#### [Required task]
Without the pictures, copy the entries below word for word.

#### [Data in this exercise]
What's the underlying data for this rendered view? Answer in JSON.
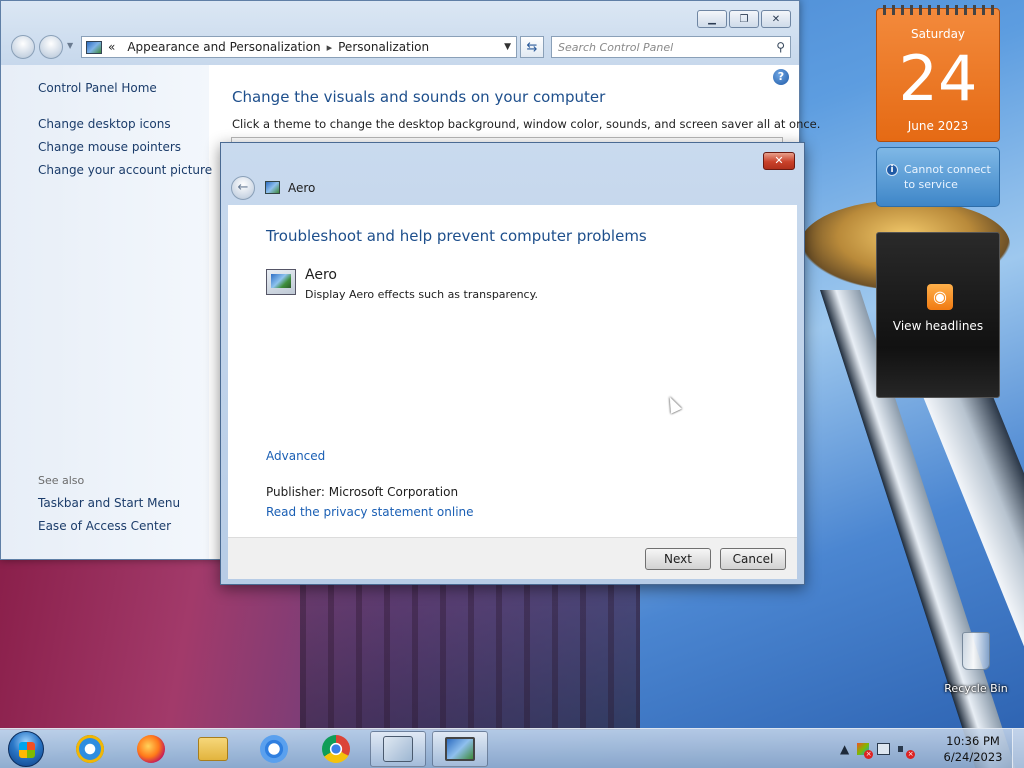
{
  "control_panel": {
    "breadcrumb": {
      "prefix": "«",
      "items": [
        "Appearance and Personalization",
        "Personalization"
      ],
      "separator": "▸"
    },
    "search_placeholder": "Search Control Panel",
    "sidebar": {
      "home": "Control Panel Home",
      "links": [
        "Change desktop icons",
        "Change mouse pointers",
        "Change your account picture"
      ],
      "see_also_label": "See also",
      "see_also": [
        "Taskbar and Start Menu",
        "Ease of Access Center"
      ]
    },
    "heading": "Change the visuals and sounds on your computer",
    "subheading": "Click a theme to change the desktop background, window color, sounds, and screen saver all at once."
  },
  "dialog": {
    "title": "Aero",
    "heading": "Troubleshoot and help prevent computer problems",
    "item": {
      "name": "Aero",
      "description": "Display Aero effects such as transparency."
    },
    "advanced_link": "Advanced",
    "publisher": "Publisher:  Microsoft Corporation",
    "privacy_link": "Read the privacy statement online",
    "buttons": {
      "next": "Next",
      "cancel": "Cancel"
    }
  },
  "gadgets": {
    "calendar": {
      "day_name": "Saturday",
      "day_number": "24",
      "month_year": "June 2023"
    },
    "weather": {
      "message_line1": "Cannot connect",
      "message_line2": "to service"
    },
    "feed": {
      "label": "View headlines"
    }
  },
  "desktop": {
    "recycle_bin_label": "Recycle Bin"
  },
  "taskbar": {
    "pinned": [
      "internet-explorer",
      "firefox",
      "file-explorer",
      "chromium",
      "chrome",
      "remote-desktop",
      "display-settings"
    ],
    "clock": {
      "time": "10:36 PM",
      "date": "6/24/2023"
    }
  },
  "colors": {
    "link": "#1a5fb4",
    "heading": "#1e4f8c",
    "calendar_orange": "#e56a14",
    "close_red": "#c9412a"
  }
}
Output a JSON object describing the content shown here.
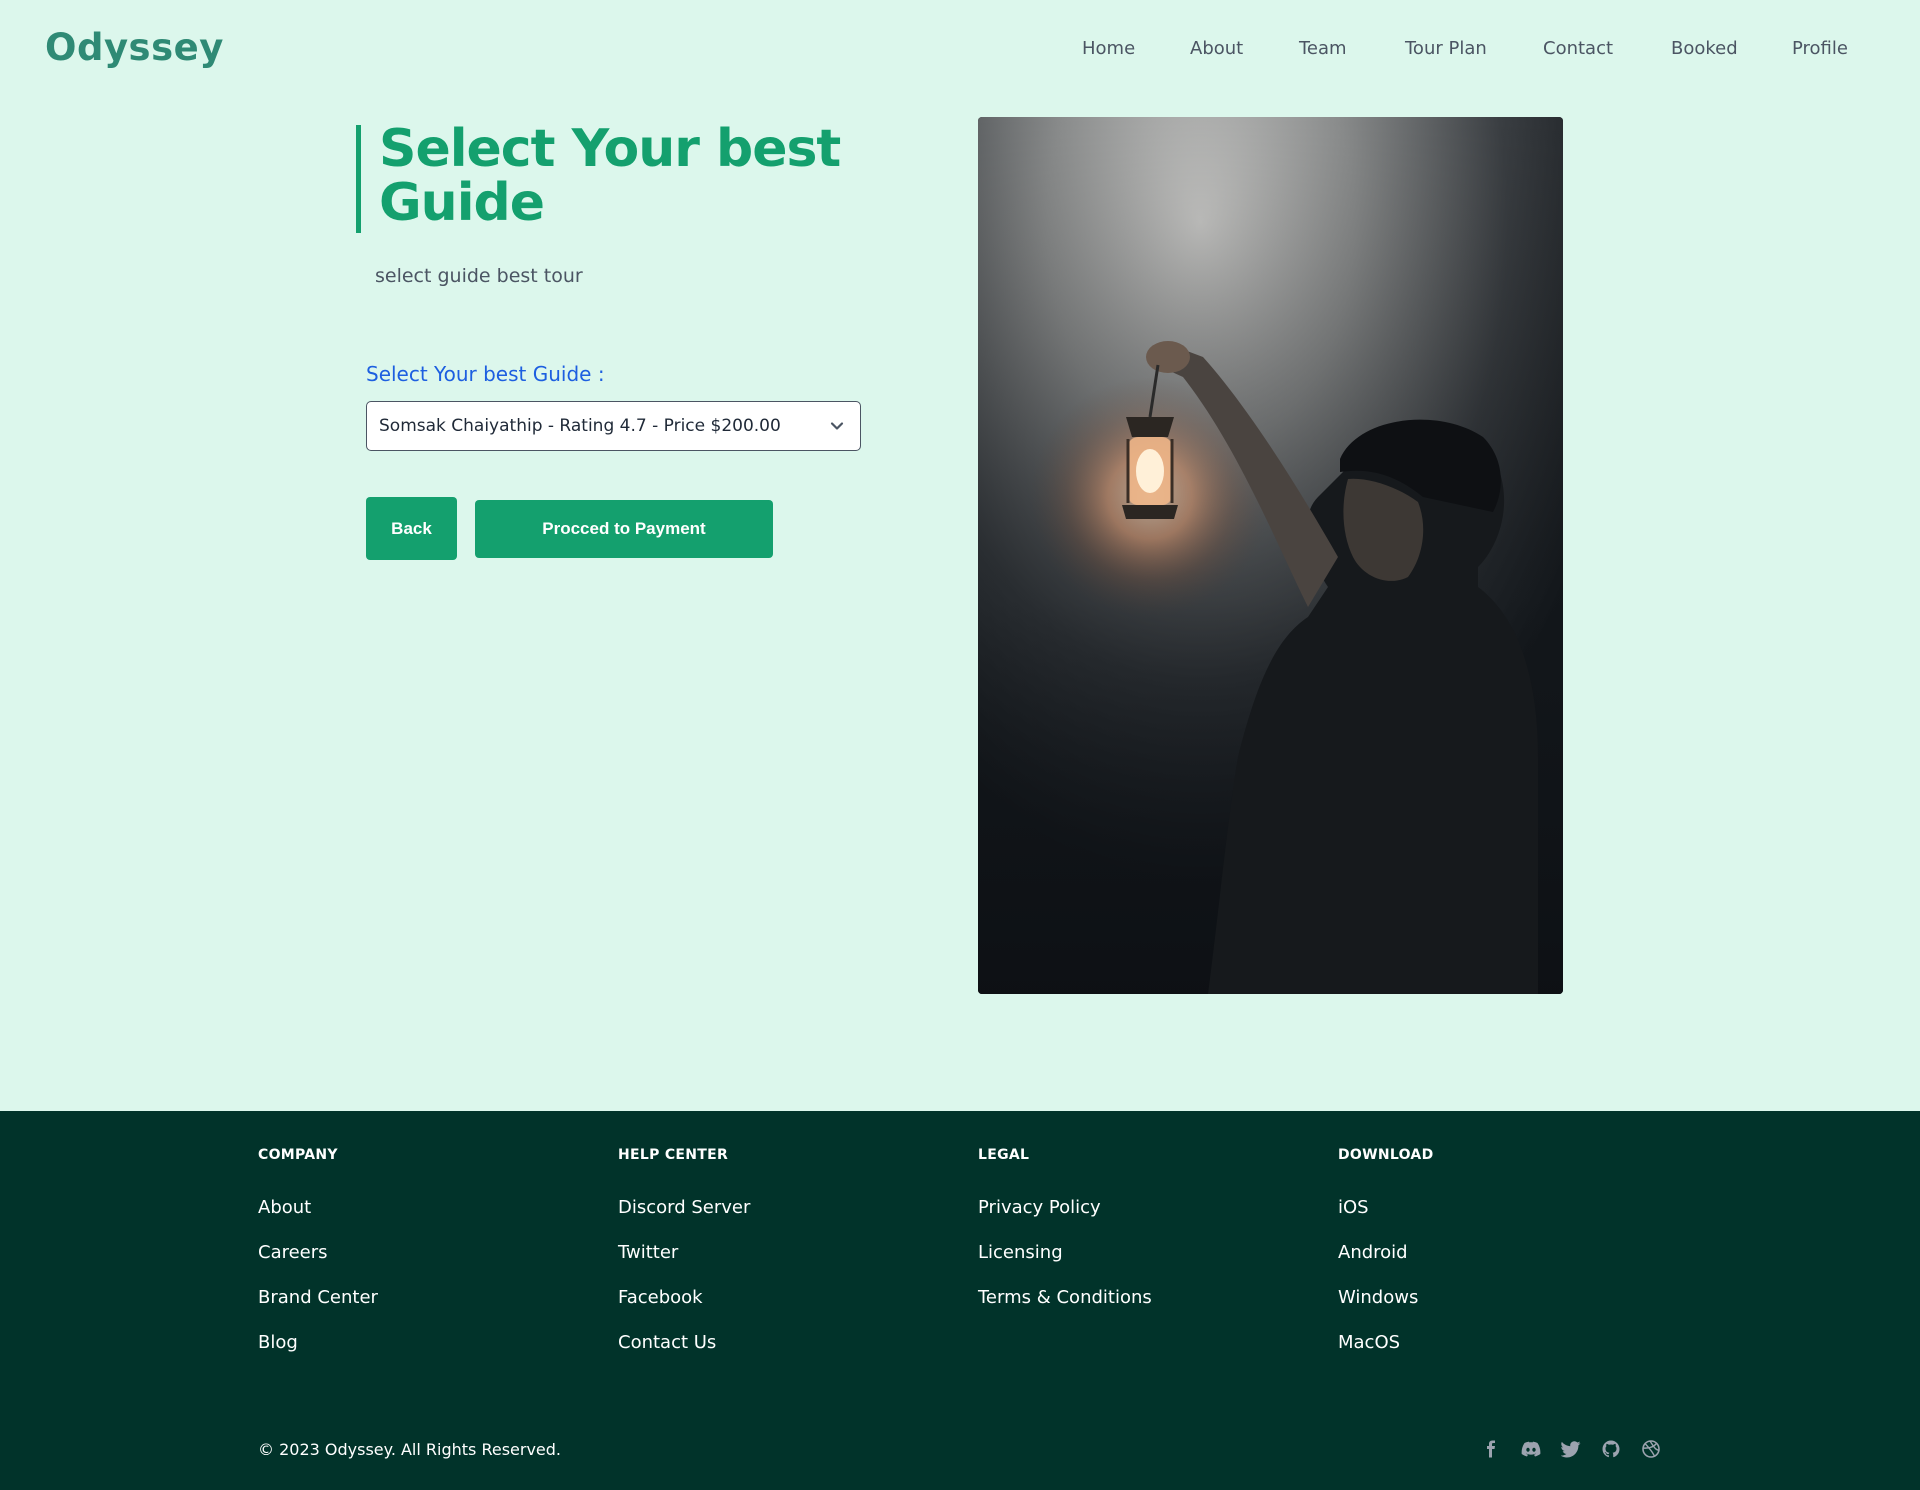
{
  "header": {
    "logo": "Odyssey",
    "nav": [
      "Home",
      "About",
      "Team",
      "Tour Plan",
      "Contact",
      "Booked",
      "Profile"
    ]
  },
  "main": {
    "title": "Select Your best Guide",
    "subtitle": "select guide best tour",
    "select_label": "Select Your best Guide :",
    "selected_guide": "Somsak Chaiyathip - Rating 4.7 - Price $200.00",
    "back_label": "Back",
    "payment_label": "Procced to Payment"
  },
  "footer": {
    "columns": [
      {
        "heading": "COMPANY",
        "links": [
          "About",
          "Careers",
          "Brand Center",
          "Blog"
        ]
      },
      {
        "heading": "HELP CENTER",
        "links": [
          "Discord Server",
          "Twitter",
          "Facebook",
          "Contact Us"
        ]
      },
      {
        "heading": "LEGAL",
        "links": [
          "Privacy Policy",
          "Licensing",
          "Terms & Conditions"
        ]
      },
      {
        "heading": "DOWNLOAD",
        "links": [
          "iOS",
          "Android",
          "Windows",
          "MacOS"
        ]
      }
    ],
    "copyright": "© 2023 Odyssey. All Rights Reserved.",
    "socials": [
      "facebook-icon",
      "discord-icon",
      "twitter-icon",
      "github-icon",
      "dribbble-icon"
    ]
  },
  "colors": {
    "background": "#dcf7ec",
    "accent": "#14a06e",
    "logo": "#2f8a75",
    "footer": "#01332a",
    "label_blue": "#1d5fe0"
  }
}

#### [Response to this exercise]
What's the underlying data for this rendered view? Answer in JSON.
{
  "control_panel": {
    "breadcrumb": {
      "prefix": "«",
      "items": [
        "Appearance and Personalization",
        "Personalization"
      ],
      "separator": "▸"
    },
    "search_placeholder": "Search Control Panel",
    "sidebar": {
      "home": "Control Panel Home",
      "links": [
        "Change desktop icons",
        "Change mouse pointers",
        "Change your account picture"
      ],
      "see_also_label": "See also",
      "see_also": [
        "Taskbar and Start Menu",
        "Ease of Access Center"
      ]
    },
    "heading": "Change the visuals and sounds on your computer",
    "subheading": "Click a theme to change the desktop background, window color, sounds, and screen saver all at once."
  },
  "dialog": {
    "title": "Aero",
    "heading": "Troubleshoot and help prevent computer problems",
    "item": {
      "name": "Aero",
      "description": "Display Aero effects such as transparency."
    },
    "advanced_link": "Advanced",
    "publisher": "Publisher:  Microsoft Corporation",
    "privacy_link": "Read the privacy statement online",
    "buttons": {
      "next": "Next",
      "cancel": "Cancel"
    }
  },
  "gadgets": {
    "calendar": {
      "day_name": "Saturday",
      "day_number": "24",
      "month_year": "June 2023"
    },
    "weather": {
      "message_line1": "Cannot connect",
      "message_line2": "to service"
    },
    "feed": {
      "label": "View headlines"
    }
  },
  "desktop": {
    "recycle_bin_label": "Recycle Bin"
  },
  "taskbar": {
    "pinned": [
      "internet-explorer",
      "firefox",
      "file-explorer",
      "chromium",
      "chrome",
      "remote-desktop",
      "display-settings"
    ],
    "clock": {
      "time": "10:36 PM",
      "date": "6/24/2023"
    }
  },
  "colors": {
    "link": "#1a5fb4",
    "heading": "#1e4f8c",
    "calendar_orange": "#e56a14",
    "close_red": "#c9412a"
  }
}
Output a JSON object describing the content shown here.
{
  "header": {
    "logo": "Odyssey",
    "nav": [
      "Home",
      "About",
      "Team",
      "Tour Plan",
      "Contact",
      "Booked",
      "Profile"
    ]
  },
  "main": {
    "title": "Select Your best Guide",
    "subtitle": "select guide best tour",
    "select_label": "Select Your best Guide :",
    "selected_guide": "Somsak Chaiyathip - Rating 4.7 - Price $200.00",
    "back_label": "Back",
    "payment_label": "Procced to Payment"
  },
  "footer": {
    "columns": [
      {
        "heading": "COMPANY",
        "links": [
          "About",
          "Careers",
          "Brand Center",
          "Blog"
        ]
      },
      {
        "heading": "HELP CENTER",
        "links": [
          "Discord Server",
          "Twitter",
          "Facebook",
          "Contact Us"
        ]
      },
      {
        "heading": "LEGAL",
        "links": [
          "Privacy Policy",
          "Licensing",
          "Terms & Conditions"
        ]
      },
      {
        "heading": "DOWNLOAD",
        "links": [
          "iOS",
          "Android",
          "Windows",
          "MacOS"
        ]
      }
    ],
    "copyright": "© 2023 Odyssey. All Rights Reserved.",
    "socials": [
      "facebook-icon",
      "discord-icon",
      "twitter-icon",
      "github-icon",
      "dribbble-icon"
    ]
  },
  "colors": {
    "background": "#dcf7ec",
    "accent": "#14a06e",
    "logo": "#2f8a75",
    "footer": "#01332a",
    "label_blue": "#1d5fe0"
  }
}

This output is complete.